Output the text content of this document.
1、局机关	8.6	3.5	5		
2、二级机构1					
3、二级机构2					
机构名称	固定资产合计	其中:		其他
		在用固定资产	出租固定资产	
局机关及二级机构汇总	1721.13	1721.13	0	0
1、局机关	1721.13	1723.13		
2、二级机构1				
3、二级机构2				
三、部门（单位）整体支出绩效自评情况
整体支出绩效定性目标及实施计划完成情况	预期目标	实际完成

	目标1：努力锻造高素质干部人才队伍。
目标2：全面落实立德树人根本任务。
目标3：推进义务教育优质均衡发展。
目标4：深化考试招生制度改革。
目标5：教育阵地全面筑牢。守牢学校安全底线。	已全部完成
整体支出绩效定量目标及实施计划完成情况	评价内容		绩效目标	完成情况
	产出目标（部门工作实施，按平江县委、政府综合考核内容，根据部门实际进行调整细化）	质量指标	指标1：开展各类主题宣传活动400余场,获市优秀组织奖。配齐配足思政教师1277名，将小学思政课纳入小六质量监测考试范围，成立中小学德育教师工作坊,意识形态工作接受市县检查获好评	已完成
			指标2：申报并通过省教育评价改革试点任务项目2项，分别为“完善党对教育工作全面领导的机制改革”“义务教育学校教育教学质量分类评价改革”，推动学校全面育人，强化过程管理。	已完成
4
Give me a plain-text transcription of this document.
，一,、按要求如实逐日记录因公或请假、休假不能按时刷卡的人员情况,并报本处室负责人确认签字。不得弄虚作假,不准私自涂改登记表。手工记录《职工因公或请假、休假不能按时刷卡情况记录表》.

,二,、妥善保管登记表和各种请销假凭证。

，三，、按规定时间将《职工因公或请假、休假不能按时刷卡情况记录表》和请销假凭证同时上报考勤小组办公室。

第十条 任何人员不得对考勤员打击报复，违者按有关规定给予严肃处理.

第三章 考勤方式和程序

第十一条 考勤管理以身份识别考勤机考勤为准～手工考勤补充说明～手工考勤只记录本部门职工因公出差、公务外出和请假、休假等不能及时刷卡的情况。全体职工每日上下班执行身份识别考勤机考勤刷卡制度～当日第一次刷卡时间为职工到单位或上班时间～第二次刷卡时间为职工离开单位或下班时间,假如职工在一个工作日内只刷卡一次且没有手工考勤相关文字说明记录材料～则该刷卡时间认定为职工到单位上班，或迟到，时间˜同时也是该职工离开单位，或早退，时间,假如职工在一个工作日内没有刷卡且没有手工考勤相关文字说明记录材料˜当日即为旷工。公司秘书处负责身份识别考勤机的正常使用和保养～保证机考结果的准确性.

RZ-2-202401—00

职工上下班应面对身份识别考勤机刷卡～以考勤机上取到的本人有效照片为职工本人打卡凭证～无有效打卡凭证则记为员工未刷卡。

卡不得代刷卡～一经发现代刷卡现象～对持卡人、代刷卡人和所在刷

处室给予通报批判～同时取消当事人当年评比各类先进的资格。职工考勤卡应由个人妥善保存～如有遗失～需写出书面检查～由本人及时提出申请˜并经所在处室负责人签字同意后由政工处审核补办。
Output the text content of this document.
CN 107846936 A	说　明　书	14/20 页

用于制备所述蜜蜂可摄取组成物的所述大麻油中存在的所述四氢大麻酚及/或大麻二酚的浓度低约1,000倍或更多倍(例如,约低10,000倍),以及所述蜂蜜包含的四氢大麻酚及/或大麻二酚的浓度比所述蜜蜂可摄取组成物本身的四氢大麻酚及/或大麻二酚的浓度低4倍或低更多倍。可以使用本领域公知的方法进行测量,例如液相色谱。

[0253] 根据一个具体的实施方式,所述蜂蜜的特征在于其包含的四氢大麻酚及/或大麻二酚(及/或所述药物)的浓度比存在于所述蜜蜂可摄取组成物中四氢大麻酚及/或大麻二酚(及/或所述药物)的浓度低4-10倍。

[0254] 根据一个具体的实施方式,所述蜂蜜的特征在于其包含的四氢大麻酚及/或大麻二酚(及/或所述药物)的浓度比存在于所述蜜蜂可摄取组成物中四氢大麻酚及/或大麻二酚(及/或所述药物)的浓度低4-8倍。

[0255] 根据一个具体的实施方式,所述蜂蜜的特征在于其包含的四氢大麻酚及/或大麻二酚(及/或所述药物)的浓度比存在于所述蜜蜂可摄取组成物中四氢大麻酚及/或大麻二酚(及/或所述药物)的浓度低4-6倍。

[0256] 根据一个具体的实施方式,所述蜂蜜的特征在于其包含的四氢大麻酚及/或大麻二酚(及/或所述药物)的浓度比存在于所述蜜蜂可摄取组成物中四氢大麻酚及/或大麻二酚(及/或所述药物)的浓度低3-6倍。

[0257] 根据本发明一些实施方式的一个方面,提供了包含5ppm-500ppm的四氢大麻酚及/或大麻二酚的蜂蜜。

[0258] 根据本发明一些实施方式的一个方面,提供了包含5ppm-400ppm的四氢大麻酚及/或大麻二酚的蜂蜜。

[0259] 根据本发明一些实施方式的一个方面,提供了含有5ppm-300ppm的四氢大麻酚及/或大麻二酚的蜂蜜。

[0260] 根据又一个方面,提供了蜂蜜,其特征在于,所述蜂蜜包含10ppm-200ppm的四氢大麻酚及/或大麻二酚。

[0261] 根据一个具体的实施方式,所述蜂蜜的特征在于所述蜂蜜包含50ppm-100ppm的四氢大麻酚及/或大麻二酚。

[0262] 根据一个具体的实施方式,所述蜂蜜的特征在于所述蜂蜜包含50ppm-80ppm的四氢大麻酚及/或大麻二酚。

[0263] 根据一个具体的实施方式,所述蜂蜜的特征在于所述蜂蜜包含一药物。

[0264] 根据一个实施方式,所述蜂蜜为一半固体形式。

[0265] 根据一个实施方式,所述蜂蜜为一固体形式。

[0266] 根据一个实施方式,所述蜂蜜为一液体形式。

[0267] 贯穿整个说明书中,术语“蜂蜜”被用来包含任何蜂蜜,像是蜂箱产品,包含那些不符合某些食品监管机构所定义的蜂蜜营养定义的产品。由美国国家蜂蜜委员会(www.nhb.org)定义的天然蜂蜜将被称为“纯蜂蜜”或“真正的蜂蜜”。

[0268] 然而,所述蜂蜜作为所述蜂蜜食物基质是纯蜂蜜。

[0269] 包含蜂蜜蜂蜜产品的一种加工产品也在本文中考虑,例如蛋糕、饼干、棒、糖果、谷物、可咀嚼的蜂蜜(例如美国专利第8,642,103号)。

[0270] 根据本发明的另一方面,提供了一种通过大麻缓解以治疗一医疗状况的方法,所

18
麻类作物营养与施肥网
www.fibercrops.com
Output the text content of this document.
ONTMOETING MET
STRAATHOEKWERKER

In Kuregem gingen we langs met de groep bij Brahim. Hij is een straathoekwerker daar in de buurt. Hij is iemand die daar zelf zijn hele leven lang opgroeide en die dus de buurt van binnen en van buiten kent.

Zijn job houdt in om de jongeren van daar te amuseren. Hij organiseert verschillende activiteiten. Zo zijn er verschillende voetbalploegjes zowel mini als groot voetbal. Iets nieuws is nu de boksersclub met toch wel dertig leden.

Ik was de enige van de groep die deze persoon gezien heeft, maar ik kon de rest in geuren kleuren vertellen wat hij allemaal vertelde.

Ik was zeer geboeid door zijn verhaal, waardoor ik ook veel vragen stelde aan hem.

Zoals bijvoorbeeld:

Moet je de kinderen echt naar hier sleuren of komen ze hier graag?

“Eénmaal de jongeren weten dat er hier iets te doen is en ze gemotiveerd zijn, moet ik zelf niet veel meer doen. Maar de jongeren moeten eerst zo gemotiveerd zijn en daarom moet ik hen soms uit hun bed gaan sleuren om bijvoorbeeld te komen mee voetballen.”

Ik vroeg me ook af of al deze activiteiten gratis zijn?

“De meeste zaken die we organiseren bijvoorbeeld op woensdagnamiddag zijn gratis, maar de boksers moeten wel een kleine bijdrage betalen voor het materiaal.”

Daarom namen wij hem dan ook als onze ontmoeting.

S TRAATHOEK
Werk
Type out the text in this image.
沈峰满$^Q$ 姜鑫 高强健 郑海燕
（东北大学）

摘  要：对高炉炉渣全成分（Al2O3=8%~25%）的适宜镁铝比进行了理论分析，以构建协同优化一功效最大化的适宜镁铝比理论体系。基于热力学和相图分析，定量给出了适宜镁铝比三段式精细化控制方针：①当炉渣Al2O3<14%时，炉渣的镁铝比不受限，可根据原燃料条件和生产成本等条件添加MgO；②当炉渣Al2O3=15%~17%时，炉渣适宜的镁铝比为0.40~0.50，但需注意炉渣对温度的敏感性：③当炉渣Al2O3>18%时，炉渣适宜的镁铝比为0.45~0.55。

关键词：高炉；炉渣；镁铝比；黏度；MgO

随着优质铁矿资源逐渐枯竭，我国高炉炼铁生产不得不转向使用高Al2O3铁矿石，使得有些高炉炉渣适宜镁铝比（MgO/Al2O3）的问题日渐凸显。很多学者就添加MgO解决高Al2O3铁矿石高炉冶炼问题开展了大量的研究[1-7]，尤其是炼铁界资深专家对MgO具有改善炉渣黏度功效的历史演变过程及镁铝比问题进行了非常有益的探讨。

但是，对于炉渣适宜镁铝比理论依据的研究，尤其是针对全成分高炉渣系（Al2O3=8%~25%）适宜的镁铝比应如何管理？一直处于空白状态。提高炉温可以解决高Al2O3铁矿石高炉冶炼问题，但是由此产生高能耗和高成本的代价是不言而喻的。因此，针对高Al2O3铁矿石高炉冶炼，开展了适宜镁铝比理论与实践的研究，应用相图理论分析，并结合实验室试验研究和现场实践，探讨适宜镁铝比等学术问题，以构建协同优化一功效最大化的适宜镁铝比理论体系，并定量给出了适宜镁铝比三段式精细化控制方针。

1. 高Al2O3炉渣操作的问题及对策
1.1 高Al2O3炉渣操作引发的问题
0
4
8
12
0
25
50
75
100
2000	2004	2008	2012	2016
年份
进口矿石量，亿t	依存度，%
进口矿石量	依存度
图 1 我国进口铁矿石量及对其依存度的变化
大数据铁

▶ **Directions**
In the listing, find every line containing the word "或大麻二酚的蜂蜜" and list it.

▶ **Solution to this problem**
[0257] 根据本发明一些实施方式的一个方面,提供了包含5ppm-500ppm的四氢大麻酚及/或大麻二酚的蜂蜜。
[0258] 根据本发明一些实施方式的一个方面,提供了包含5ppm-400ppm的四氢大麻酚及/或大麻二酚的蜂蜜。
[0259] 根据本发明一些实施方式的一个方面,提供了含有5ppm-300ppm的四氢大麻酚及/或大麻二酚的蜂蜜。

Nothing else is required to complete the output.